___ RECORD EXCERPTS
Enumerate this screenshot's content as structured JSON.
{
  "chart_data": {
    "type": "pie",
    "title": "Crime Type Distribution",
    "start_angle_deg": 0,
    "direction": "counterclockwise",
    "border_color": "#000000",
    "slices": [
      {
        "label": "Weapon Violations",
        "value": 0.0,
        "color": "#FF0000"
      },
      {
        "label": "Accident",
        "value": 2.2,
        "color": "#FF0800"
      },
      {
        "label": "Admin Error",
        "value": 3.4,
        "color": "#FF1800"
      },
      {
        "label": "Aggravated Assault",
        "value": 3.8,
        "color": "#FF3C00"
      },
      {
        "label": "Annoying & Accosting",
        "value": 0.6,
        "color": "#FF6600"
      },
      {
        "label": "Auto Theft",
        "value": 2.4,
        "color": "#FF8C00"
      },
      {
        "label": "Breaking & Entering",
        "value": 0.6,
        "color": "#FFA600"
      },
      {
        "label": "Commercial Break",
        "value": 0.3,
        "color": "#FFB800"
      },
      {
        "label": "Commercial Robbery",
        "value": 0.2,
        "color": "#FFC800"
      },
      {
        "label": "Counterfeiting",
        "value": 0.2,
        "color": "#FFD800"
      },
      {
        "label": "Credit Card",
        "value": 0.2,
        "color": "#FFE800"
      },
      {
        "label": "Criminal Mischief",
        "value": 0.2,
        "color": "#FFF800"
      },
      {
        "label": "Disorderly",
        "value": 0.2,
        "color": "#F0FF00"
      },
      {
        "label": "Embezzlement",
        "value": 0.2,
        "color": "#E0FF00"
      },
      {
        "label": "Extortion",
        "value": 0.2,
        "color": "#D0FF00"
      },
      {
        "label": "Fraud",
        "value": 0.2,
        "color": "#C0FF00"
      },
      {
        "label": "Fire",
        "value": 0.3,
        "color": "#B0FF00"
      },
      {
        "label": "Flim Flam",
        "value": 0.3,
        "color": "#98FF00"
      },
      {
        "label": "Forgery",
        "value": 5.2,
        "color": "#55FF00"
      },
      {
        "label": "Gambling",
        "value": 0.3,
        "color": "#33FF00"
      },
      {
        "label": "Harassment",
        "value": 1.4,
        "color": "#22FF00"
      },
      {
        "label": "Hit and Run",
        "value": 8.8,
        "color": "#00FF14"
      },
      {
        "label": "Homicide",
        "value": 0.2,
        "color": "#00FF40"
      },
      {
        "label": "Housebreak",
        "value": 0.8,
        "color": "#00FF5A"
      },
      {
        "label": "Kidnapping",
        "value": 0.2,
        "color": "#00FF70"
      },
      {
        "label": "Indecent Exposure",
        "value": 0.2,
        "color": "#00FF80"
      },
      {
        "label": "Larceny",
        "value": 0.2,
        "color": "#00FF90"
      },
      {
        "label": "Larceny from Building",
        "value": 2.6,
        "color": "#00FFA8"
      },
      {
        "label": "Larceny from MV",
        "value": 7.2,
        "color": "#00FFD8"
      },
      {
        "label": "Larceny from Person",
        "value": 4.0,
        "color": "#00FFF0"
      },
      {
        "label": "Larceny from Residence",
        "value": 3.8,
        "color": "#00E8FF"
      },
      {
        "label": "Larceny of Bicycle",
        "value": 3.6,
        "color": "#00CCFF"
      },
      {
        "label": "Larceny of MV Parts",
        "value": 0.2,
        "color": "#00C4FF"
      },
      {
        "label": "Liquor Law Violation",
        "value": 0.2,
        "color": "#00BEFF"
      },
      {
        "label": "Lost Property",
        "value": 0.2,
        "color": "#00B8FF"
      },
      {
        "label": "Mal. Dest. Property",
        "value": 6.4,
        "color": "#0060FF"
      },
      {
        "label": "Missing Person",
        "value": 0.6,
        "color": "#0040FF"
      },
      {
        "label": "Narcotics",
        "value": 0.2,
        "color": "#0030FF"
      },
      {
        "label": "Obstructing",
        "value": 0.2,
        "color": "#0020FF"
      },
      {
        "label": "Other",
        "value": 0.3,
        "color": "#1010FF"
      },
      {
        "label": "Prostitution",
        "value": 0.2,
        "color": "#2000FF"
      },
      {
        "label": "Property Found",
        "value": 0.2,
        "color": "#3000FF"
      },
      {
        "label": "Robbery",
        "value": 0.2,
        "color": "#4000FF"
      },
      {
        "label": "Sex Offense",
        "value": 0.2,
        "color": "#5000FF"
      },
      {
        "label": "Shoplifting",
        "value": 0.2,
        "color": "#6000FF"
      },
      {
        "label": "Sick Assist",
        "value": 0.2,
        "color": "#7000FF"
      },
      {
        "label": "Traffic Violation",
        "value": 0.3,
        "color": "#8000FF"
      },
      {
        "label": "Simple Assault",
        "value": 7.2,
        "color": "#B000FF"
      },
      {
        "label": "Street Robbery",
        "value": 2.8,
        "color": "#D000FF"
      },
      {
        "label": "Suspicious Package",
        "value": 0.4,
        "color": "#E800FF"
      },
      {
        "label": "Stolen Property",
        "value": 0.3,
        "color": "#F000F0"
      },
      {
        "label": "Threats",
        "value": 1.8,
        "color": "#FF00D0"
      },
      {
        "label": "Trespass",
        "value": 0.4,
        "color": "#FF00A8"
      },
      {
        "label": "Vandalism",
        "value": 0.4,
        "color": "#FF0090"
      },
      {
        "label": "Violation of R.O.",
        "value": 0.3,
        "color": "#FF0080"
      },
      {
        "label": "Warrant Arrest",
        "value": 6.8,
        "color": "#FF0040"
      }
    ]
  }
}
______
■ **TASK**:
Repeat the records exactly, including every line.

■ **FINAL RESULT**:
Enumerate this screenshot's content as structured JSON.
{
  "chart_data": {
    "type": "pie",
    "title": "Crime Type Distribution",
    "start_angle_deg": 0,
    "direction": "counterclockwise",
    "border_color": "#000000",
    "slices": [
      {
        "label": "Weapon Violations",
        "value": 0.0,
        "color": "#FF0000"
      },
      {
        "label": "Accident",
        "value": 2.2,
        "color": "#FF0800"
      },
      {
        "label": "Admin Error",
        "value": 3.4,
        "color": "#FF1800"
      },
      {
        "label": "Aggravated Assault",
        "value": 3.8,
        "color": "#FF3C00"
      },
      {
        "label": "Annoying & Accosting",
        "value": 0.6,
        "color": "#FF6600"
      },
      {
        "label": "Auto Theft",
        "value": 2.4,
        "color": "#FF8C00"
      },
      {
        "label": "Breaking & Entering",
        "value": 0.6,
        "color": "#FFA600"
      },
      {
        "label": "Commercial Break",
        "value": 0.3,
        "color": "#FFB800"
      },
      {
        "label": "Commercial Robbery",
        "value": 0.2,
        "color": "#FFC800"
      },
      {
        "label": "Counterfeiting",
        "value": 0.2,
        "color": "#FFD800"
      },
      {
        "label": "Credit Card",
        "value": 0.2,
        "color": "#FFE800"
      },
      {
        "label": "Criminal Mischief",
        "value": 0.2,
        "color": "#FFF800"
      },
      {
        "label": "Disorderly",
        "value": 0.2,
        "color": "#F0FF00"
      },
      {
        "label": "Embezzlement",
        "value": 0.2,
        "color": "#E0FF00"
      },
      {
        "label": "Extortion",
        "value": 0.2,
        "color": "#D0FF00"
      },
      {
        "label": "Fraud",
        "value": 0.2,
        "color": "#C0FF00"
      },
      {
        "label": "Fire",
        "value": 0.3,
        "color": "#B0FF00"
      },
      {
        "label": "Flim Flam",
        "value": 0.3,
        "color": "#98FF00"
      },
      {
        "label": "Forgery",
        "value": 5.2,
        "color": "#55FF00"
      },
      {
        "label": "Gambling",
        "value": 0.3,
        "color": "#33FF00"
      },
      {
        "label": "Harassment",
        "value": 1.4,
        "color": "#22FF00"
      },
      {
        "label": "Hit and Run",
        "value": 8.8,
        "color": "#00FF14"
      },
      {
        "label": "Homicide",
        "value": 0.2,
        "color": "#00FF40"
      },
      {
        "label": "Housebreak",
        "value": 0.8,
        "color": "#00FF5A"
      },
      {
        "label": "Kidnapping",
        "value": 0.2,
        "color": "#00FF70"
      },
      {
        "label": "Indecent Exposure",
        "value": 0.2,
        "color": "#00FF80"
      },
      {
        "label": "Larceny",
        "value": 0.2,
        "color": "#00FF90"
      },
      {
        "label": "Larceny from Building",
        "value": 2.6,
        "color": "#00FFA8"
      },
      {
        "label": "Larceny from MV",
        "value": 7.2,
        "color": "#00FFD8"
      },
      {
        "label": "Larceny from Person",
        "value": 4.0,
        "color": "#00FFF0"
      },
      {
        "label": "Larceny from Residence",
        "value": 3.8,
        "color": "#00E8FF"
      },
      {
        "label": "Larceny of Bicycle",
        "value": 3.6,
        "color": "#00CCFF"
      },
      {
        "label": "Larceny of MV Parts",
        "value": 0.2,
        "color": "#00C4FF"
      },
      {
        "label": "Liquor Law Violation",
        "value": 0.2,
        "color": "#00BEFF"
      },
      {
        "label": "Lost Property",
        "value": 0.2,
        "color": "#00B8FF"
      },
      {
        "label": "Mal. Dest. Property",
        "value": 6.4,
        "color": "#0060FF"
      },
      {
        "label": "Missing Person",
        "value": 0.6,
        "color": "#0040FF"
      },
      {
        "label": "Narcotics",
        "value": 0.2,
        "color": "#0030FF"
      },
      {
        "label": "Obstructing",
        "value": 0.2,
        "color": "#0020FF"
      },
      {
        "label": "Other",
        "value": 0.3,
        "color": "#1010FF"
      },
      {
        "label": "Prostitution",
        "value": 0.2,
        "color": "#2000FF"
      },
      {
        "label": "Property Found",
        "value": 0.2,
        "color": "#3000FF"
      },
      {
        "label": "Robbery",
        "value": 0.2,
        "color": "#4000FF"
      },
      {
        "label": "Sex Offense",
        "value": 0.2,
        "color": "#5000FF"
      },
      {
        "label": "Shoplifting",
        "value": 0.2,
        "color": "#6000FF"
      },
      {
        "label": "Sick Assist",
        "value": 0.2,
        "color": "#7000FF"
      },
      {
        "label": "Traffic Violation",
        "value": 0.3,
        "color": "#8000FF"
      },
      {
        "label": "Simple Assault",
        "value": 7.2,
        "color": "#B000FF"
      },
      {
        "label": "Street Robbery",
        "value": 2.8,
        "color": "#D000FF"
      },
      {
        "label": "Suspicious Package",
        "value": 0.4,
        "color": "#E800FF"
      },
      {
        "label": "Stolen Property",
        "value": 0.3,
        "color": "#F000F0"
      },
      {
        "label": "Threats",
        "value": 1.8,
        "color": "#FF00D0"
      },
      {
        "label": "Trespass",
        "value": 0.4,
        "color": "#FF00A8"
      },
      {
        "label": "Vandalism",
        "value": 0.4,
        "color": "#FF0090"
      },
      {
        "label": "Violation of R.O.",
        "value": 0.3,
        "color": "#FF0080"
      },
      {
        "label": "Warrant Arrest",
        "value": 6.8,
        "color": "#FF0040"
      }
    ]
  }
}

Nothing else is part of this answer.